» **Exercise description**: Every entry below needs to be copied exactly.

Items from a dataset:
↓↓↓

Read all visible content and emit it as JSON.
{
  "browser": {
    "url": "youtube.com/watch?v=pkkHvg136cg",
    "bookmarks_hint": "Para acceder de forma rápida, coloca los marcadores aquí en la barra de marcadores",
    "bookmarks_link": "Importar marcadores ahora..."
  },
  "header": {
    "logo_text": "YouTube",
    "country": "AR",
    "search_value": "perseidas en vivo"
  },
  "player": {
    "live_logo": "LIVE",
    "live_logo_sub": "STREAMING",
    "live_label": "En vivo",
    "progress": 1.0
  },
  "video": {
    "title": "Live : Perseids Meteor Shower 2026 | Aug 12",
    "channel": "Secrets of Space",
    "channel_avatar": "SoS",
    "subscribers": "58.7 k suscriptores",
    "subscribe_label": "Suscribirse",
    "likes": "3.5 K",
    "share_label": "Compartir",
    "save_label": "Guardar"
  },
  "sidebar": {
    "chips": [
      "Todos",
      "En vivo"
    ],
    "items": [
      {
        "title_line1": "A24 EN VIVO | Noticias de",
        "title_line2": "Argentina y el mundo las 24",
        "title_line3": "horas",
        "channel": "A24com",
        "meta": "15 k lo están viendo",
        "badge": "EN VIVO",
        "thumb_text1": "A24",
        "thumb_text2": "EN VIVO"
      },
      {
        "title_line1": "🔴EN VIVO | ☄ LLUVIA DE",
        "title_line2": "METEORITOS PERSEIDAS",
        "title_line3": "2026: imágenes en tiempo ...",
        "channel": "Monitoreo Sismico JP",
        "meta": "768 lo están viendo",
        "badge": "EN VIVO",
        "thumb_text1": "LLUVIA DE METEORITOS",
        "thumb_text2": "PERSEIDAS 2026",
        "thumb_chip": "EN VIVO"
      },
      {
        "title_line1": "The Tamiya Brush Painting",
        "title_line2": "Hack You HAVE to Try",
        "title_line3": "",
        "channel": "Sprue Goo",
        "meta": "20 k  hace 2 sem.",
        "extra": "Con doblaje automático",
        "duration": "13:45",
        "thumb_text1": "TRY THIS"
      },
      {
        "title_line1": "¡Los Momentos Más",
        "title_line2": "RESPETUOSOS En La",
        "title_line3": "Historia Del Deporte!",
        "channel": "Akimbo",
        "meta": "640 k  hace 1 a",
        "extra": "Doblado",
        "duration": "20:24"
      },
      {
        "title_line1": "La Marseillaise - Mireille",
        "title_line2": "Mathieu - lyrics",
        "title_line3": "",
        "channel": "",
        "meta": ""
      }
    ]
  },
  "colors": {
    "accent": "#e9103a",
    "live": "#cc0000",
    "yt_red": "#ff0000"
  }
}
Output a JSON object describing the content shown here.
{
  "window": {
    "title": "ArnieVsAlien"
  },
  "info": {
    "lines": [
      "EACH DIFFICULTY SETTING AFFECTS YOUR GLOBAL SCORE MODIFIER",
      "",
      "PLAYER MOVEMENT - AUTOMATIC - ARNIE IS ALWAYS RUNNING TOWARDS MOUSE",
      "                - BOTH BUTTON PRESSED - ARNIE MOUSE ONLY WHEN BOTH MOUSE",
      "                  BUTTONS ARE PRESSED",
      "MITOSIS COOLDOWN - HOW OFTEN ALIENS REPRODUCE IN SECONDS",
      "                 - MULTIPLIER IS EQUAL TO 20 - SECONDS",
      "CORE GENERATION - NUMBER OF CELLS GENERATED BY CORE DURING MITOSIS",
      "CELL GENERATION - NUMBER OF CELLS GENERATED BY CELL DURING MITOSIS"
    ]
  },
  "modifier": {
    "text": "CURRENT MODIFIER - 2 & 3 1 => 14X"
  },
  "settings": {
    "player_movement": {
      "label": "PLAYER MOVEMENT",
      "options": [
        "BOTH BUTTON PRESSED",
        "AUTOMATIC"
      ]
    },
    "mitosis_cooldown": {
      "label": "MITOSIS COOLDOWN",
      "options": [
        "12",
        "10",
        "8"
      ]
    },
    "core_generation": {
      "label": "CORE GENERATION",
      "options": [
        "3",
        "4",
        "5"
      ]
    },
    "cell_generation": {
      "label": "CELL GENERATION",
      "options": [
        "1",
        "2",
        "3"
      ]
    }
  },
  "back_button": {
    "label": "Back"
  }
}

↑↑↑

» **Reply to the exercise**:
Read all visible content and emit it as JSON.
{
  "browser": {
    "url": "youtube.com/watch?v=pkkHvg136cg",
    "bookmarks_hint": "Para acceder de forma rápida, coloca los marcadores aquí en la barra de marcadores",
    "bookmarks_link": "Importar marcadores ahora..."
  },
  "header": {
    "logo_text": "YouTube",
    "country": "AR",
    "search_value": "perseidas en vivo"
  },
  "player": {
    "live_logo": "LIVE",
    "live_logo_sub": "STREAMING",
    "live_label": "En vivo",
    "progress": 1.0
  },
  "video": {
    "title": "Live : Perseids Meteor Shower 2026 | Aug 12",
    "channel": "Secrets of Space",
    "channel_avatar": "SoS",
    "subscribers": "58.7 k suscriptores",
    "subscribe_label": "Suscribirse",
    "likes": "3.5 K",
    "share_label": "Compartir",
    "save_label": "Guardar"
  },
  "sidebar": {
    "chips": [
      "Todos",
      "En vivo"
    ],
    "items": [
      {
        "title_line1": "A24 EN VIVO | Noticias de",
        "title_line2": "Argentina y el mundo las 24",
        "title_line3": "horas",
        "channel": "A24com",
        "meta": "15 k lo están viendo",
        "badge": "EN VIVO",
        "thumb_text1": "A24",
        "thumb_text2": "EN VIVO"
      },
      {
        "title_line1": "🔴EN VIVO | ☄ LLUVIA DE",
        "title_line2": "METEORITOS PERSEIDAS",
        "title_line3": "2026: imágenes en tiempo ...",
        "channel": "Monitoreo Sismico JP",
        "meta": "768 lo están viendo",
        "badge": "EN VIVO",
        "thumb_text1": "LLUVIA DE METEORITOS",
        "thumb_text2": "PERSEIDAS 2026",
        "thumb_chip": "EN VIVO"
      },
      {
        "title_line1": "The Tamiya Brush Painting",
        "title_line2": "Hack You HAVE to Try",
        "title_line3": "",
        "channel": "Sprue Goo",
        "meta": "20 k  hace 2 sem.",
        "extra": "Con doblaje automático",
        "duration": "13:45",
        "thumb_text1": "TRY THIS"
      },
      {
        "title_line1": "¡Los Momentos Más",
        "title_line2": "RESPETUOSOS En La",
        "title_line3": "Historia Del Deporte!",
        "channel": "Akimbo",
        "meta": "640 k  hace 1 a",
        "extra": "Doblado",
        "duration": "20:24"
      },
      {
        "title_line1": "La Marseillaise - Mireille",
        "title_line2": "Mathieu - lyrics",
        "title_line3": "",
        "channel": "",
        "meta": ""
      }
    ]
  },
  "colors": {
    "accent": "#e9103a",
    "live": "#cc0000",
    "yt_red": "#ff0000"
  }
}
Output a JSON object describing the content shown here.
{
  "window": {
    "title": "ArnieVsAlien"
  },
  "info": {
    "lines": [
      "EACH DIFFICULTY SETTING AFFECTS YOUR GLOBAL SCORE MODIFIER",
      "",
      "PLAYER MOVEMENT - AUTOMATIC - ARNIE IS ALWAYS RUNNING TOWARDS MOUSE",
      "                - BOTH BUTTON PRESSED - ARNIE MOUSE ONLY WHEN BOTH MOUSE",
      "                  BUTTONS ARE PRESSED",
      "MITOSIS COOLDOWN - HOW OFTEN ALIENS REPRODUCE IN SECONDS",
      "                 - MULTIPLIER IS EQUAL TO 20 - SECONDS",
      "CORE GENERATION - NUMBER OF CELLS GENERATED BY CORE DURING MITOSIS",
      "CELL GENERATION - NUMBER OF CELLS GENERATED BY CELL DURING MITOSIS"
    ]
  },
  "modifier": {
    "text": "CURRENT MODIFIER - 2 & 3 1 => 14X"
  },
  "settings": {
    "player_movement": {
      "label": "PLAYER MOVEMENT",
      "options": [
        "BOTH BUTTON PRESSED",
        "AUTOMATIC"
      ]
    },
    "mitosis_cooldown": {
      "label": "MITOSIS COOLDOWN",
      "options": [
        "12",
        "10",
        "8"
      ]
    },
    "core_generation": {
      "label": "CORE GENERATION",
      "options": [
        "3",
        "4",
        "5"
      ]
    },
    "cell_generation": {
      "label": "CELL GENERATION",
      "options": [
        "1",
        "2",
        "3"
      ]
    }
  },
  "back_button": {
    "label": "Back"
  }
}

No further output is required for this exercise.